## What is required
Below are entries. Pull out all lines containing "Kecskemét".

## Material for this task
╔══
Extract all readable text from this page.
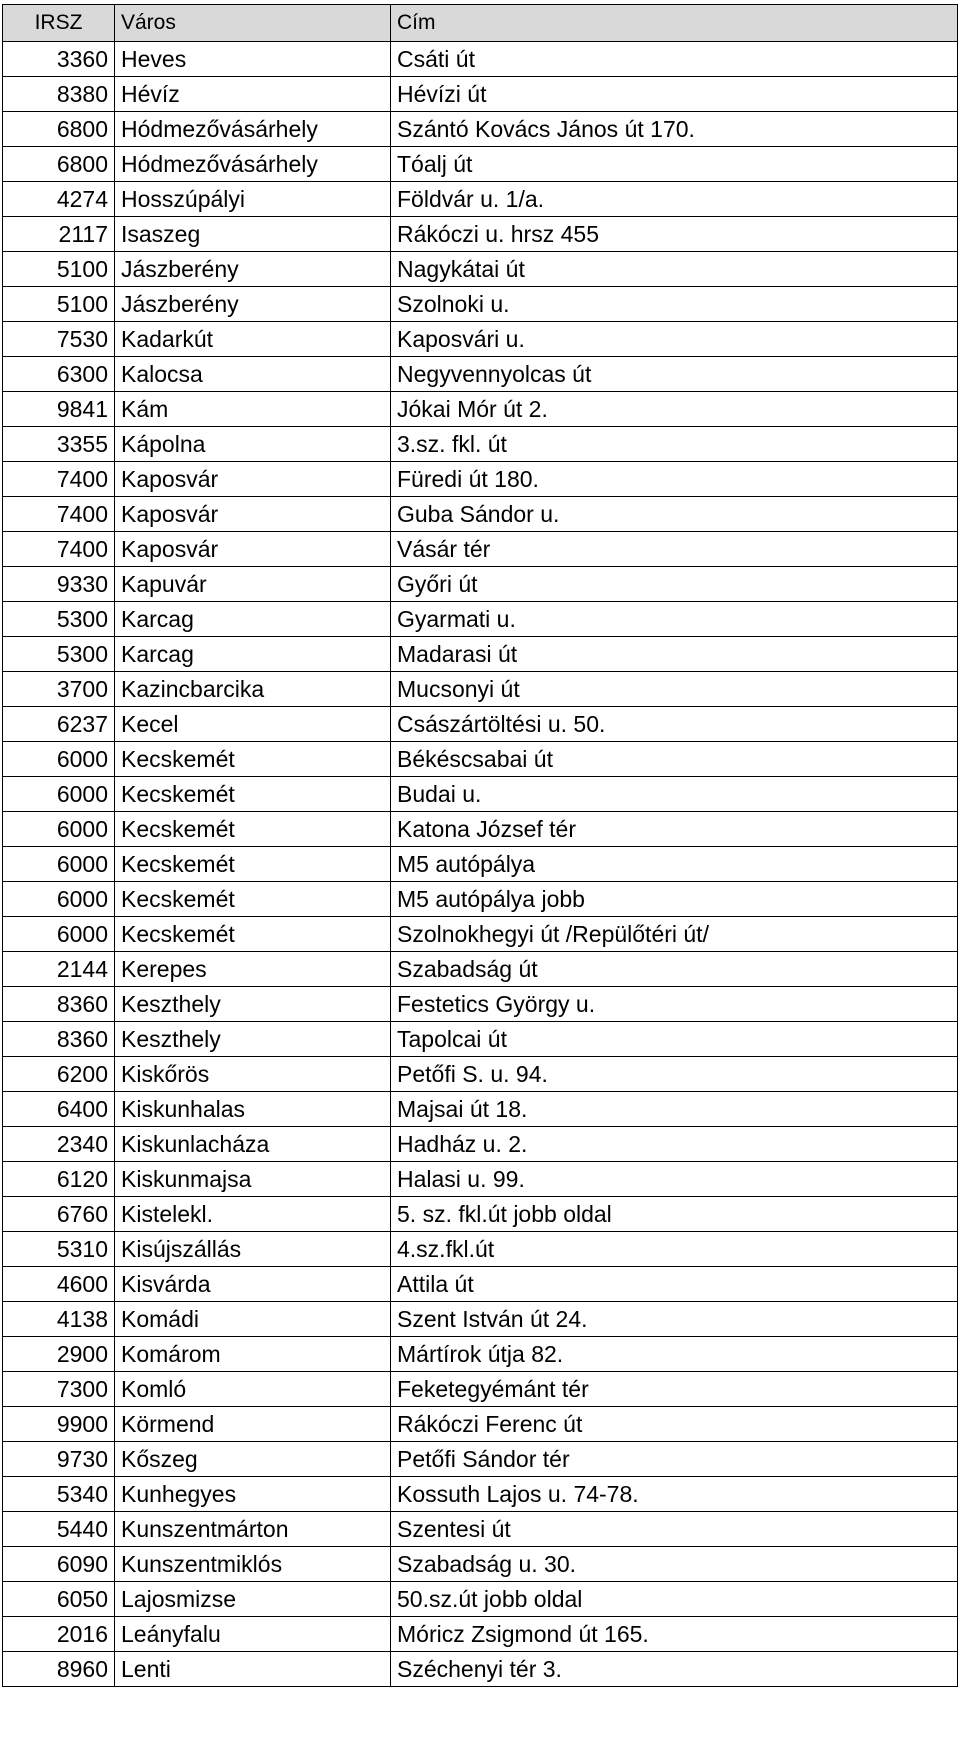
IRSZ	Város	Cím
3360	Heves	Csáti út
8380	Hévíz	Hévízi út
6800	Hódmezővásárhely	Szántó Kovács János út 170.
6800	Hódmezővásárhely	Tóalj út
4274	Hosszúpályi	Földvár u. 1/a.
2117	Isaszeg	Rákóczi u. hrsz 455
5100	Jászberény	Nagykátai út
5100	Jászberény	Szolnoki u.
7530	Kadarkút	Kaposvári u.
6300	Kalocsa	Negyvennyolcas út
9841	Kám	Jókai Mór út 2.
3355	Kápolna	3.sz. fkl. út
7400	Kaposvár	Füredi út 180.
7400	Kaposvár	Guba Sándor u.
7400	Kaposvár	Vásár tér
9330	Kapuvár	Győri út
5300	Karcag	Gyarmati u.
5300	Karcag	Madarasi út
3700	Kazincbarcika	Mucsonyi út
6237	Kecel	Császártöltési u. 50.
6000	Kecskemét	Békéscsabai út
6000	Kecskemét	Budai u.
6000	Kecskemét	Katona József tér
6000	Kecskemét	M5 autópálya
6000	Kecskemét	M5 autópálya jobb
6000	Kecskemét	Szolnokhegyi út /Repülőtéri út/
2144	Kerepes	Szabadság út
8360	Keszthely	Festetics György u.
8360	Keszthely	Tapolcai út
6200	Kiskőrös	Petőfi S. u. 94.
6400	Kiskunhalas	Majsai út 18.
2340	Kiskunlacháza	Hadház u. 2.
6120	Kiskunmajsa	Halasi u. 99.
6760	Kistelekl.	5. sz. fkl.út jobb oldal
5310	Kisújszállás	4.sz.fkl.út
4600	Kisvárda	Attila út
4138	Komádi	Szent István út 24.
2900	Komárom	Mártírok útja 82.
7300	Komló	Feketegyémánt tér
9900	Körmend	Rákóczi Ferenc út
9730	Kőszeg	Petőfi Sándor tér
5340	Kunhegyes	Kossuth Lajos u. 74-78.
5440	Kunszentmárton	Szentesi út
6090	Kunszentmiklós	Szabadság u. 30.
6050	Lajosmizse	50.sz.út jobb oldal
2016	Leányfalu	Móricz Zsigmond út 165.
8960	Lenti	Széchenyi tér 3.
╚══
## Result of this exercise
6000	Kecskemét	Békéscsabai út
6000	Kecskemét	Budai u.
6000	Kecskemét	Katona József tér
6000	Kecskemét	M5 autópálya
6000	Kecskemét	M5 autópálya jobb
6000	Kecskemét	Szolnokhegyi út /Repülőtéri út/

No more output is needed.